• _TO DO_
The listing below should be printed exactly, every line of it. Skip the pictures.
>> Begin PROVIDED DATA
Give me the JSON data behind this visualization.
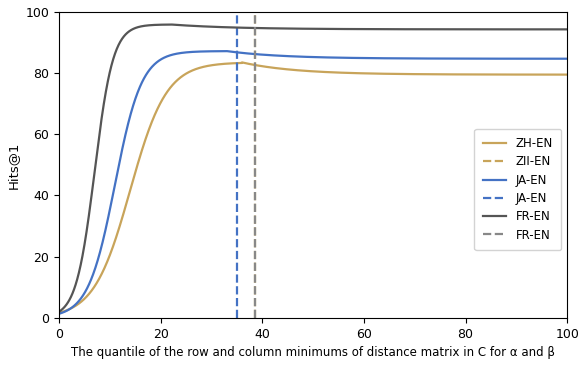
{
  "xlabel": "The quantile of the row and column minimums of distance matrix in C for α and β",
  "ylabel": "Hits@1",
  "xlim": [
    0,
    100
  ],
  "ylim": [
    0,
    100
  ],
  "xticks": [
    0,
    20,
    40,
    60,
    80,
    100
  ],
  "yticks": [
    0,
    20,
    40,
    60,
    80,
    100
  ],
  "figsize": [
    5.86,
    3.66
  ],
  "dpi": 100,
  "curves": [
    {
      "label": "ZH-EN",
      "color": "#c8a45a",
      "ls": "-",
      "lw": 1.6,
      "type": "curve",
      "k": 0.28,
      "x0": 14,
      "peak_y": 83.5,
      "plateau_y": 79.5,
      "peak_x": 36
    },
    {
      "label": "ZII-EN",
      "color": "#c8a45a",
      "ls": "--",
      "lw": 1.6,
      "type": "vline",
      "vline_x": 38.5
    },
    {
      "label": "JA-EN",
      "color": "#4472c4",
      "ls": "-",
      "lw": 1.6,
      "type": "curve",
      "k": 0.38,
      "x0": 11,
      "peak_y": 87.2,
      "plateau_y": 84.7,
      "peak_x": 33
    },
    {
      "label": "JA-EN",
      "color": "#4472c4",
      "ls": "--",
      "lw": 1.6,
      "type": "vline",
      "vline_x": 35.0
    },
    {
      "label": "FR-EN",
      "color": "#555555",
      "ls": "-",
      "lw": 1.6,
      "type": "curve",
      "k": 0.55,
      "x0": 7,
      "peak_y": 95.9,
      "plateau_y": 94.3,
      "peak_x": 22
    },
    {
      "label": "FR-EN",
      "color": "#888888",
      "ls": "--",
      "lw": 1.6,
      "type": "vline",
      "vline_x": 38.5
    }
  ]
}
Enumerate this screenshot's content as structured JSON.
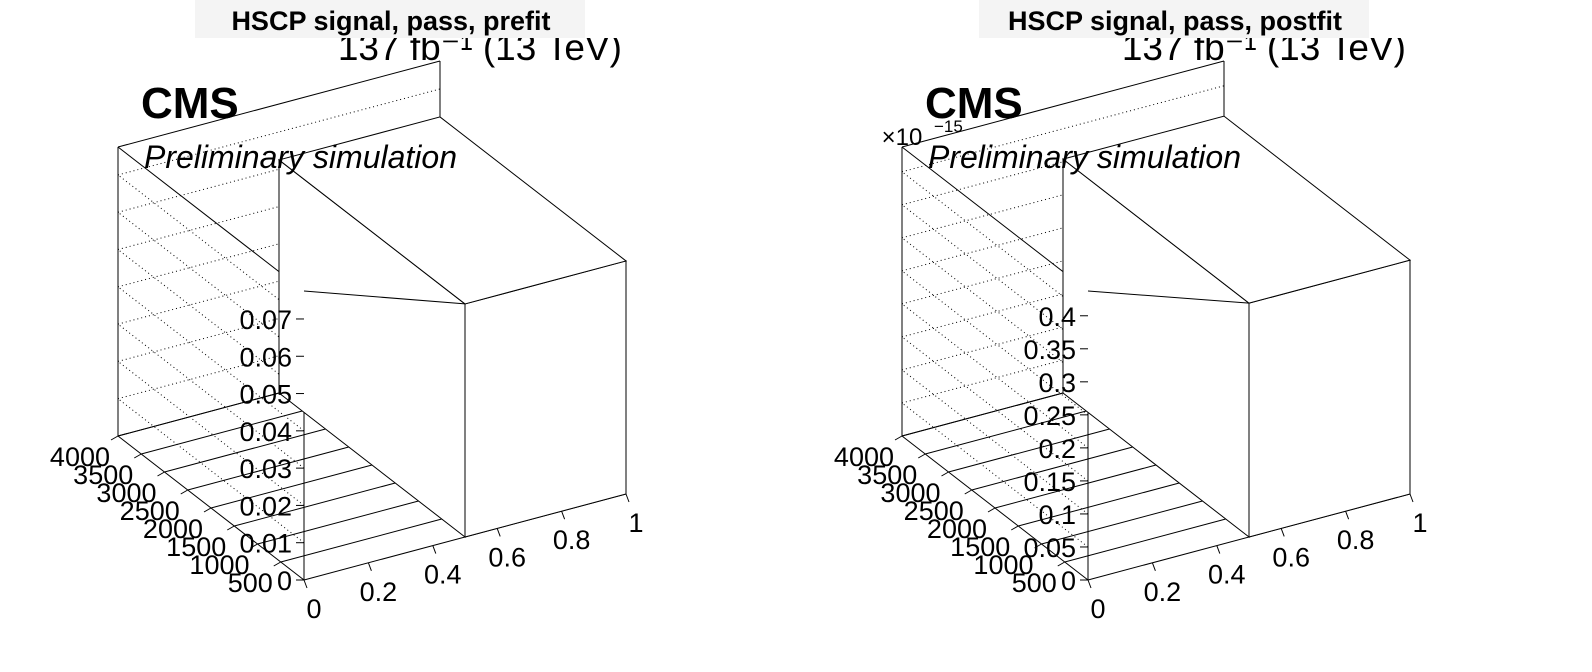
{
  "lumi_label": "137 fb⁻¹ (13 TeV)",
  "cms_label": "CMS",
  "preliminary_label": "Preliminary simulation",
  "chart_data": [
    {
      "type": "lego",
      "title": "HSCP signal, pass, prefit",
      "x_ticks": [
        "0",
        "0.2",
        "0.4",
        "0.6",
        "0.8",
        "1"
      ],
      "y_ticks": [
        "500",
        "1000",
        "1500",
        "2000",
        "2500",
        "3000",
        "3500",
        "4000"
      ],
      "z_ticks": [
        "0",
        "0.01",
        "0.02",
        "0.03",
        "0.04",
        "0.05",
        "0.06",
        "0.07"
      ],
      "z_multiplier": "",
      "xlim": [
        0,
        1
      ],
      "ylim": [
        0,
        4000
      ],
      "zlim": [
        0,
        0.0775
      ],
      "z_grid": true,
      "bins": [
        {
          "x": [
            0.5,
            1.0
          ],
          "y": [
            0,
            4000
          ],
          "z": 0.0625
        }
      ]
    },
    {
      "type": "lego",
      "title": "HSCP signal, pass, postfit",
      "x_ticks": [
        "0",
        "0.2",
        "0.4",
        "0.6",
        "0.8",
        "1"
      ],
      "y_ticks": [
        "500",
        "1000",
        "1500",
        "2000",
        "2500",
        "3000",
        "3500",
        "4000"
      ],
      "z_ticks": [
        "0",
        "0.05",
        "0.1",
        "0.15",
        "0.2",
        "0.25",
        "0.3",
        "0.35",
        "0.4"
      ],
      "z_multiplier": "×10",
      "z_multiplier_exponent": "−15",
      "xlim": [
        0,
        1
      ],
      "ylim": [
        0,
        4000
      ],
      "zlim": [
        0,
        0.4375
      ],
      "z_grid": true,
      "bins": [
        {
          "x": [
            0.5,
            1.0
          ],
          "y": [
            0,
            4000
          ],
          "z": 0.354
        }
      ]
    }
  ]
}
>> End PROVIDED DATA
• _OUTPUT FOR THIS TASK_
Give me the JSON data behind this visualization.
{
  "xlabel": "The quantile of the row and column minimums of distance matrix in C for α and β",
  "ylabel": "Hits@1",
  "xlim": [
    0,
    100
  ],
  "ylim": [
    0,
    100
  ],
  "xticks": [
    0,
    20,
    40,
    60,
    80,
    100
  ],
  "yticks": [
    0,
    20,
    40,
    60,
    80,
    100
  ],
  "figsize": [
    5.86,
    3.66
  ],
  "dpi": 100,
  "curves": [
    {
      "label": "ZH-EN",
      "color": "#c8a45a",
      "ls": "-",
      "lw": 1.6,
      "type": "curve",
      "k": 0.28,
      "x0": 14,
      "peak_y": 83.5,
      "plateau_y": 79.5,
      "peak_x": 36
    },
    {
      "label": "ZII-EN",
      "color": "#c8a45a",
      "ls": "--",
      "lw": 1.6,
      "type": "vline",
      "vline_x": 38.5
    },
    {
      "label": "JA-EN",
      "color": "#4472c4",
      "ls": "-",
      "lw": 1.6,
      "type": "curve",
      "k": 0.38,
      "x0": 11,
      "peak_y": 87.2,
      "plateau_y": 84.7,
      "peak_x": 33
    },
    {
      "label": "JA-EN",
      "color": "#4472c4",
      "ls": "--",
      "lw": 1.6,
      "type": "vline",
      "vline_x": 35.0
    },
    {
      "label": "FR-EN",
      "color": "#555555",
      "ls": "-",
      "lw": 1.6,
      "type": "curve",
      "k": 0.55,
      "x0": 7,
      "peak_y": 95.9,
      "plateau_y": 94.3,
      "peak_x": 22
    },
    {
      "label": "FR-EN",
      "color": "#888888",
      "ls": "--",
      "lw": 1.6,
      "type": "vline",
      "vline_x": 38.5
    }
  ]
}
Enumerate this screenshot's content as structured JSON.
{
  "lumi_label": "137 fb⁻¹ (13 TeV)",
  "cms_label": "CMS",
  "preliminary_label": "Preliminary simulation",
  "chart_data": [
    {
      "type": "lego",
      "title": "HSCP signal, pass, prefit",
      "x_ticks": [
        "0",
        "0.2",
        "0.4",
        "0.6",
        "0.8",
        "1"
      ],
      "y_ticks": [
        "500",
        "1000",
        "1500",
        "2000",
        "2500",
        "3000",
        "3500",
        "4000"
      ],
      "z_ticks": [
        "0",
        "0.01",
        "0.02",
        "0.03",
        "0.04",
        "0.05",
        "0.06",
        "0.07"
      ],
      "z_multiplier": "",
      "xlim": [
        0,
        1
      ],
      "ylim": [
        0,
        4000
      ],
      "zlim": [
        0,
        0.0775
      ],
      "z_grid": true,
      "bins": [
        {
          "x": [
            0.5,
            1.0
          ],
          "y": [
            0,
            4000
          ],
          "z": 0.0625
        }
      ]
    },
    {
      "type": "lego",
      "title": "HSCP signal, pass, postfit",
      "x_ticks": [
        "0",
        "0.2",
        "0.4",
        "0.6",
        "0.8",
        "1"
      ],
      "y_ticks": [
        "500",
        "1000",
        "1500",
        "2000",
        "2500",
        "3000",
        "3500",
        "4000"
      ],
      "z_ticks": [
        "0",
        "0.05",
        "0.1",
        "0.15",
        "0.2",
        "0.25",
        "0.3",
        "0.35",
        "0.4"
      ],
      "z_multiplier": "×10",
      "z_multiplier_exponent": "−15",
      "xlim": [
        0,
        1
      ],
      "ylim": [
        0,
        4000
      ],
      "zlim": [
        0,
        0.4375
      ],
      "z_grid": true,
      "bins": [
        {
          "x": [
            0.5,
            1.0
          ],
          "y": [
            0,
            4000
          ],
          "z": 0.354
        }
      ]
    }
  ]
}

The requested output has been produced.